_MATERIAL FOR THIS TASK_

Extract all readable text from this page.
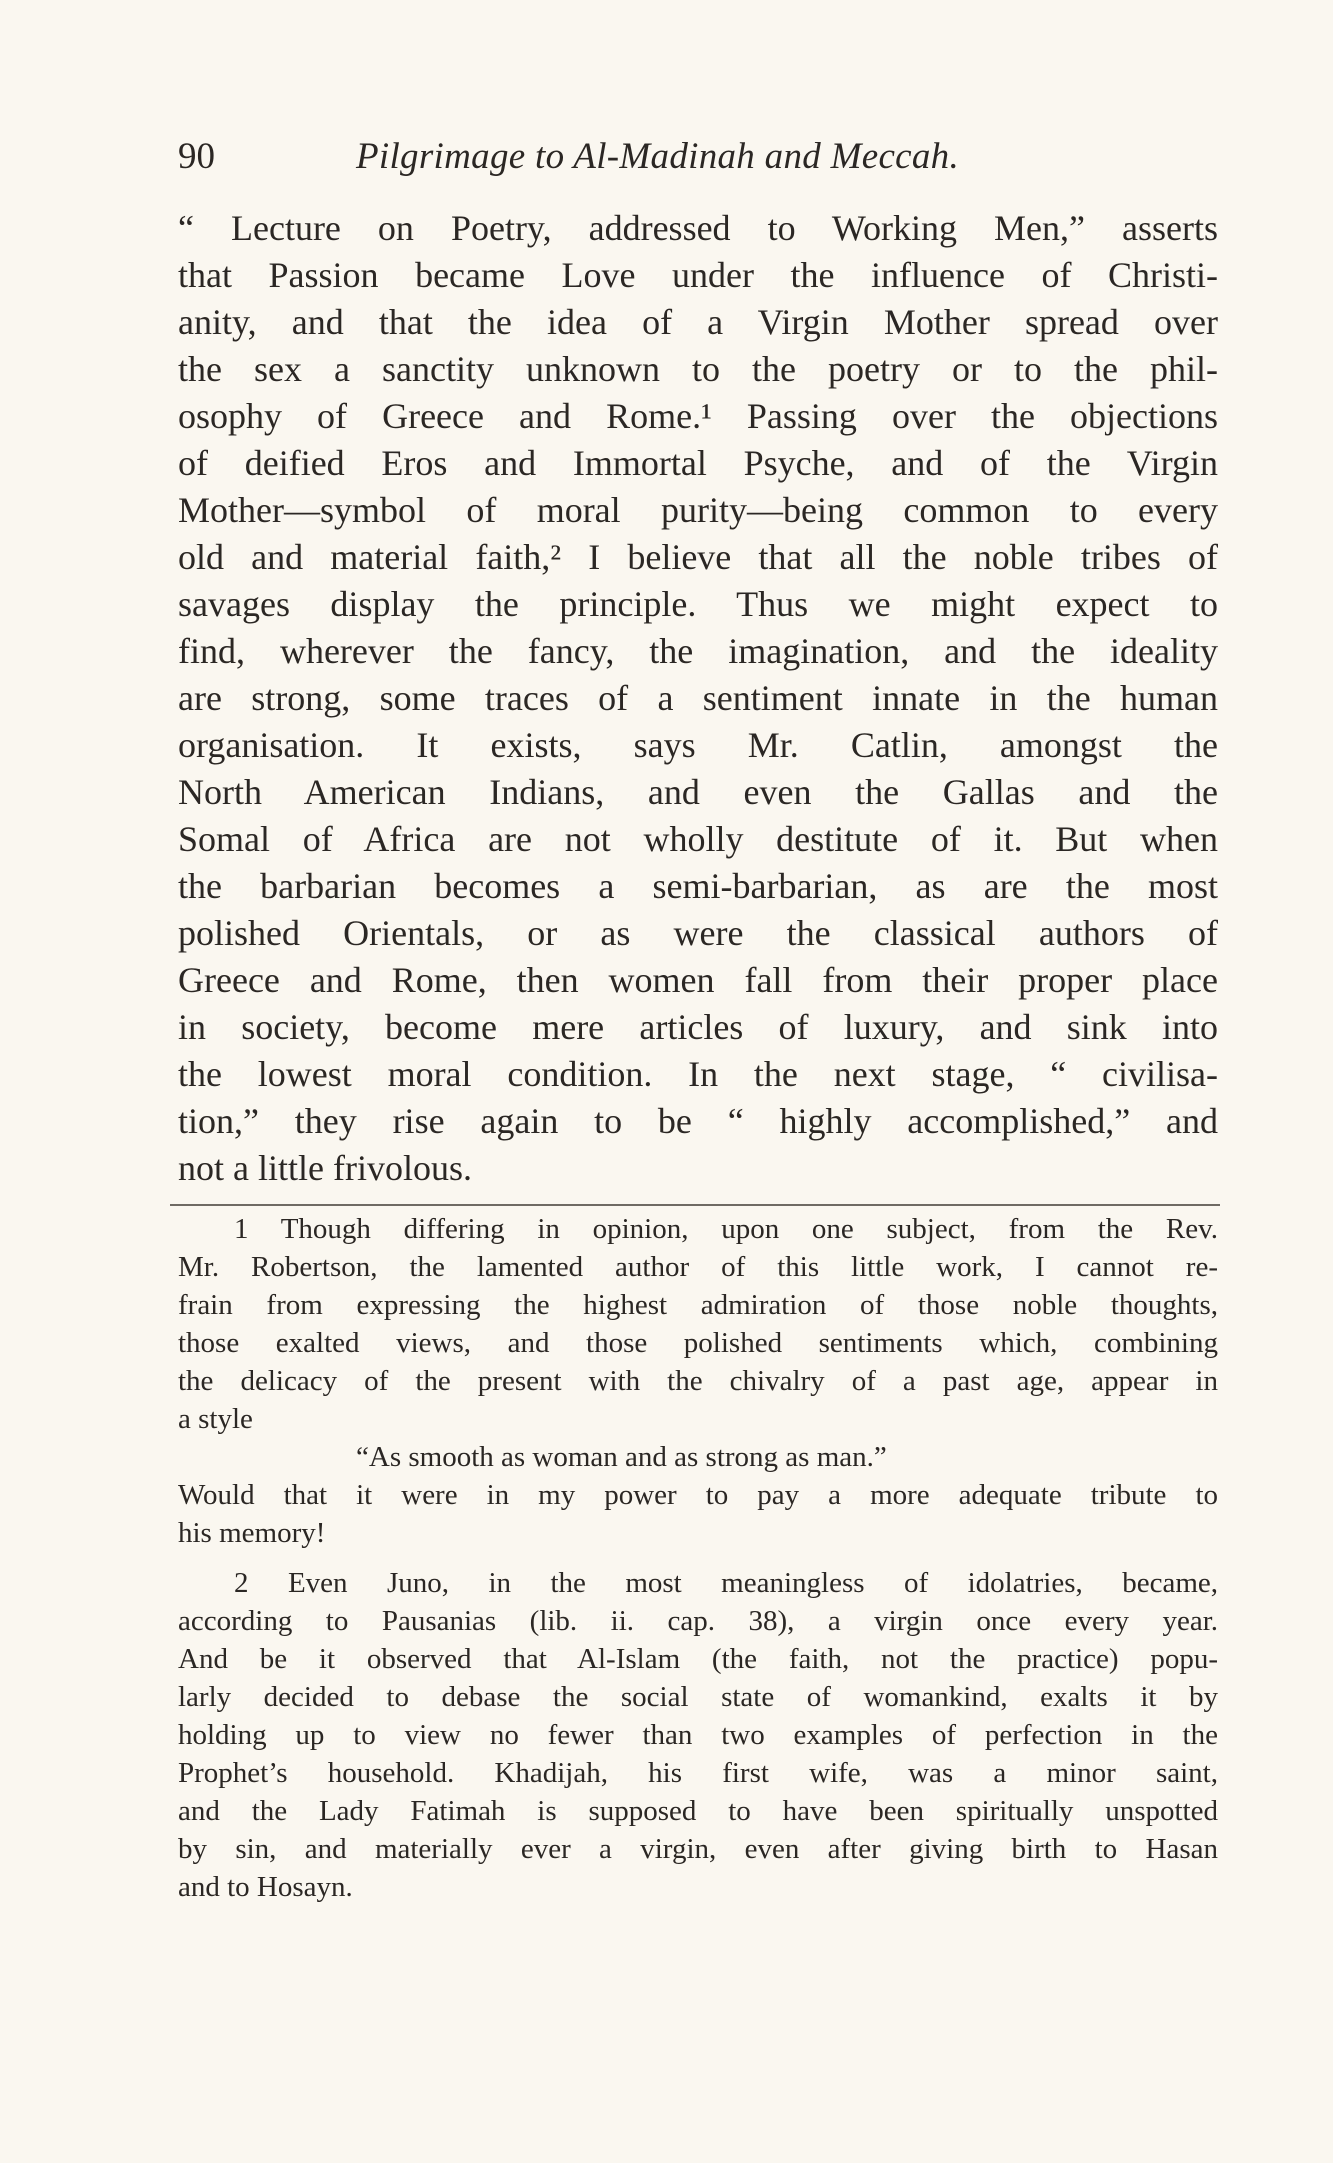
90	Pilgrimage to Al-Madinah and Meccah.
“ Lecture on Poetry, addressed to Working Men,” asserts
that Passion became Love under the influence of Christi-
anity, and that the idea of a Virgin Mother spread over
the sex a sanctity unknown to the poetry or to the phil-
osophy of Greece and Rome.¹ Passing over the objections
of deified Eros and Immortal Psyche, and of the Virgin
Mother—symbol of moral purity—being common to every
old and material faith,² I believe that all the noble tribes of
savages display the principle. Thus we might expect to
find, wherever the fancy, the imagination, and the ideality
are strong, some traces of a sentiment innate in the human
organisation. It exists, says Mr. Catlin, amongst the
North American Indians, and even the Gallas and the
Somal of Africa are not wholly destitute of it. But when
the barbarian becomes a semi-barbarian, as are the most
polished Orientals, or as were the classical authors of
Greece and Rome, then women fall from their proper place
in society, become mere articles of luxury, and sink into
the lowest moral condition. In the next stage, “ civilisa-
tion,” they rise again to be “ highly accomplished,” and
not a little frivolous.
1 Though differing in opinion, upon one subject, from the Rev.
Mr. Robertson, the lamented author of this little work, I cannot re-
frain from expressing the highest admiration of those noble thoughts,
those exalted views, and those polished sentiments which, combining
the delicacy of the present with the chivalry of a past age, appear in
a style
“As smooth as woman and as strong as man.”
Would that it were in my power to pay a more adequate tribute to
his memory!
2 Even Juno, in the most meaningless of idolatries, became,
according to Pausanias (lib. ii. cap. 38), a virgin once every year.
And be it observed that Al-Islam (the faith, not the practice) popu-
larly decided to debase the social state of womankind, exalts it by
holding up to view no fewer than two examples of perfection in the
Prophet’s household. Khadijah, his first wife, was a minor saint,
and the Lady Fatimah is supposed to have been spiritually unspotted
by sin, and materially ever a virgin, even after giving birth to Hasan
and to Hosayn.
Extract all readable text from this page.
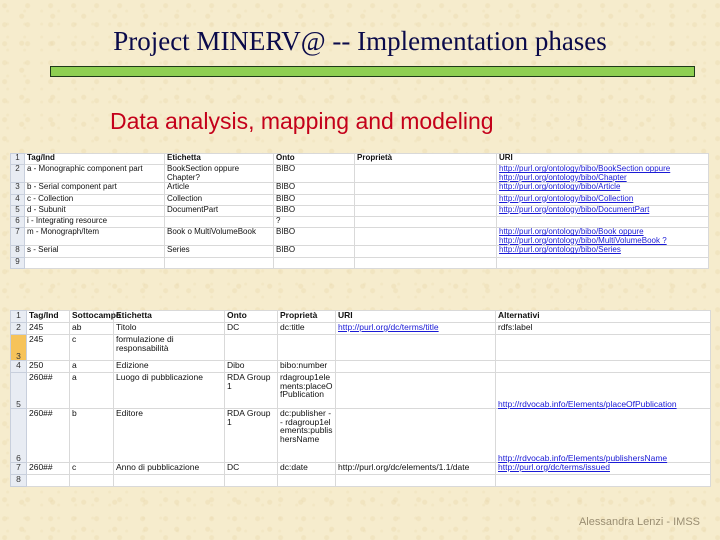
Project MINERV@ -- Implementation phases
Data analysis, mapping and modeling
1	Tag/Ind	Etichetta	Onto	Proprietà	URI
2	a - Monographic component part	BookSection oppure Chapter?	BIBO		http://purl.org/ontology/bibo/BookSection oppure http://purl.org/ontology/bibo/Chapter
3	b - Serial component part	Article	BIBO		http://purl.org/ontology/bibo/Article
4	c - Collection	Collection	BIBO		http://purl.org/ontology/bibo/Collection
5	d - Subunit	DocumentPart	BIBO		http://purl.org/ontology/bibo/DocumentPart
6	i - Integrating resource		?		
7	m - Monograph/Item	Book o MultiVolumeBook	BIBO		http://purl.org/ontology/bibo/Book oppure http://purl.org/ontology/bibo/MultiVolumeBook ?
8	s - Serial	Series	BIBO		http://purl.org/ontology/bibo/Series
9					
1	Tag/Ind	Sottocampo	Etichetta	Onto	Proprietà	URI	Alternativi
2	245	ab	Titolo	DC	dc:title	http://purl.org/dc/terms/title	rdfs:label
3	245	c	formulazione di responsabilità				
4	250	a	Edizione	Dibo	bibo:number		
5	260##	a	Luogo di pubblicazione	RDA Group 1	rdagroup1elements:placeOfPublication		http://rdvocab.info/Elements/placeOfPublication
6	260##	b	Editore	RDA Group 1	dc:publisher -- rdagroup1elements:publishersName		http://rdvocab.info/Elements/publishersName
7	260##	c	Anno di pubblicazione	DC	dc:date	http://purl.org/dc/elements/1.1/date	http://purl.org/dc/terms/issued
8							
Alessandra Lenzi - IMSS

_THE PROBLEM_
Retype all entries exactly as they appear, dropping the images.

_WRITTEN ANSWER_
Extract all readable text from this page.
90	Pilgrimage to Al-Madinah and Meccah.
“ Lecture on Poetry, addressed to Working Men,” asserts
that Passion became Love under the influence of Christi-
anity, and that the idea of a Virgin Mother spread over
the sex a sanctity unknown to the poetry or to the phil-
osophy of Greece and Rome.¹ Passing over the objections
of deified Eros and Immortal Psyche, and of the Virgin
Mother—symbol of moral purity—being common to every
old and material faith,² I believe that all the noble tribes of
savages display the principle. Thus we might expect to
find, wherever the fancy, the imagination, and the ideality
are strong, some traces of a sentiment innate in the human
organisation. It exists, says Mr. Catlin, amongst the
North American Indians, and even the Gallas and the
Somal of Africa are not wholly destitute of it. But when
the barbarian becomes a semi-barbarian, as are the most
polished Orientals, or as were the classical authors of
Greece and Rome, then women fall from their proper place
in society, become mere articles of luxury, and sink into
the lowest moral condition. In the next stage, “ civilisa-
tion,” they rise again to be “ highly accomplished,” and
not a little frivolous.
1 Though differing in opinion, upon one subject, from the Rev.
Mr. Robertson, the lamented author of this little work, I cannot re-
frain from expressing the highest admiration of those noble thoughts,
those exalted views, and those polished sentiments which, combining
the delicacy of the present with the chivalry of a past age, appear in
a style
“As smooth as woman and as strong as man.”
Would that it were in my power to pay a more adequate tribute to
his memory!
2 Even Juno, in the most meaningless of idolatries, became,
according to Pausanias (lib. ii. cap. 38), a virgin once every year.
And be it observed that Al-Islam (the faith, not the practice) popu-
larly decided to debase the social state of womankind, exalts it by
holding up to view no fewer than two examples of perfection in the
Prophet’s household. Khadijah, his first wife, was a minor saint,
and the Lady Fatimah is supposed to have been spiritually unspotted
by sin, and materially ever a virgin, even after giving birth to Hasan
and to Hosayn.
Extract all readable text from this page.
Project MINERV@ -- Implementation phases
Data analysis, mapping and modeling
1	Tag/Ind	Etichetta	Onto	Proprietà	URI
2	a - Monographic component part	BookSection oppure Chapter?	BIBO		http://purl.org/ontology/bibo/BookSection oppure http://purl.org/ontology/bibo/Chapter
3	b - Serial component part	Article	BIBO		http://purl.org/ontology/bibo/Article
4	c - Collection	Collection	BIBO		http://purl.org/ontology/bibo/Collection
5	d - Subunit	DocumentPart	BIBO		http://purl.org/ontology/bibo/DocumentPart
6	i - Integrating resource		?		
7	m - Monograph/Item	Book o MultiVolumeBook	BIBO		http://purl.org/ontology/bibo/Book oppure http://purl.org/ontology/bibo/MultiVolumeBook ?
8	s - Serial	Series	BIBO		http://purl.org/ontology/bibo/Series
9					
1	Tag/Ind	Sottocampo	Etichetta	Onto	Proprietà	URI	Alternativi
2	245	ab	Titolo	DC	dc:title	http://purl.org/dc/terms/title	rdfs:label
3	245	c	formulazione di responsabilità				
4	250	a	Edizione	Dibo	bibo:number		
5	260##	a	Luogo di pubblicazione	RDA Group 1	rdagroup1elements:placeOfPublication		http://rdvocab.info/Elements/placeOfPublication
6	260##	b	Editore	RDA Group 1	dc:publisher -- rdagroup1elements:publishersName		http://rdvocab.info/Elements/publishersName
7	260##	c	Anno di pubblicazione	DC	dc:date	http://purl.org/dc/elements/1.1/date	http://purl.org/dc/terms/issued
8							
Alessandra Lenzi - IMSS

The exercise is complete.